[Stored records]

=-=-=

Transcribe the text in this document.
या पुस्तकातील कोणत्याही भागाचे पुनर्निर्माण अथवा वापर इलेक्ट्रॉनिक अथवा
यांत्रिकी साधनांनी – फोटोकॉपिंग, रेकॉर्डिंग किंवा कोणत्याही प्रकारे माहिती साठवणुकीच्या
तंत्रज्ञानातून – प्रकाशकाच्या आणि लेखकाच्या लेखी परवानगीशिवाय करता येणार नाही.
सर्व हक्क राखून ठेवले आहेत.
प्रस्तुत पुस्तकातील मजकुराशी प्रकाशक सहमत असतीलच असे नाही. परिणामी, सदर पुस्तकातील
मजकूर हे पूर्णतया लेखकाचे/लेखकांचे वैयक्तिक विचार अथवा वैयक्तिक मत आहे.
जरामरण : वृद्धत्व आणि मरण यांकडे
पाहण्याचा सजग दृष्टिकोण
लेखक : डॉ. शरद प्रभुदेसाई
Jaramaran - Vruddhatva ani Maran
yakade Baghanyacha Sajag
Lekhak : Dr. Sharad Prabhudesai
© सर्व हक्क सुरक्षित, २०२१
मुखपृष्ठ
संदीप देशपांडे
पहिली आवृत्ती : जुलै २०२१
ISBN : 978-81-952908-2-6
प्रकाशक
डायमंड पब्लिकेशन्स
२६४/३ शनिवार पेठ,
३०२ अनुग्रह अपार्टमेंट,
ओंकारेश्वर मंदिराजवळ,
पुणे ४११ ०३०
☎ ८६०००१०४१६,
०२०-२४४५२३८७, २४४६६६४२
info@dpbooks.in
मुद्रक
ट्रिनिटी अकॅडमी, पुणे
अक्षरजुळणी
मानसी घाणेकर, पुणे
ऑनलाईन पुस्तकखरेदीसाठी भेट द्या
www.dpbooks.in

=-=-=

◆ WHAT YOU NEED TO DO ◆
Each line above must be printed exactly as it appears.

◆ THE OUTPUT ◆
Transcribe the text in this document.
या पुस्तकातील कोणत्याही भागाचे पुनर्निर्माण अथवा वापर इलेक्ट्रॉनिक अथवा
यांत्रिकी साधनांनी – फोटोकॉपिंग, रेकॉर्डिंग किंवा कोणत्याही प्रकारे माहिती साठवणुकीच्या
तंत्रज्ञानातून – प्रकाशकाच्या आणि लेखकाच्या लेखी परवानगीशिवाय करता येणार नाही.
सर्व हक्क राखून ठेवले आहेत.
प्रस्तुत पुस्तकातील मजकुराशी प्रकाशक सहमत असतीलच असे नाही. परिणामी, सदर पुस्तकातील
मजकूर हे पूर्णतया लेखकाचे/लेखकांचे वैयक्तिक विचार अथवा वैयक्तिक मत आहे.
जरामरण : वृद्धत्व आणि मरण यांकडे
पाहण्याचा सजग दृष्टिकोण
लेखक : डॉ. शरद प्रभुदेसाई
Jaramaran - Vruddhatva ani Maran
yakade Baghanyacha Sajag
Lekhak : Dr. Sharad Prabhudesai
© सर्व हक्क सुरक्षित, २०२१
मुखपृष्ठ
संदीप देशपांडे
पहिली आवृत्ती : जुलै २०२१
ISBN : 978-81-952908-2-6
प्रकाशक
डायमंड पब्लिकेशन्स
२६४/३ शनिवार पेठ,
३०२ अनुग्रह अपार्टमेंट,
ओंकारेश्वर मंदिराजवळ,
पुणे ४११ ०३०
☎ ८६०००१०४१६,
०२०-२४४५२३८७, २४४६६६४२
info@dpbooks.in
मुद्रक
ट्रिनिटी अकॅडमी, पुणे
अक्षरजुळणी
मानसी घाणेकर, पुणे
ऑनलाईन पुस्तकखरेदीसाठी भेट द्या
www.dpbooks.in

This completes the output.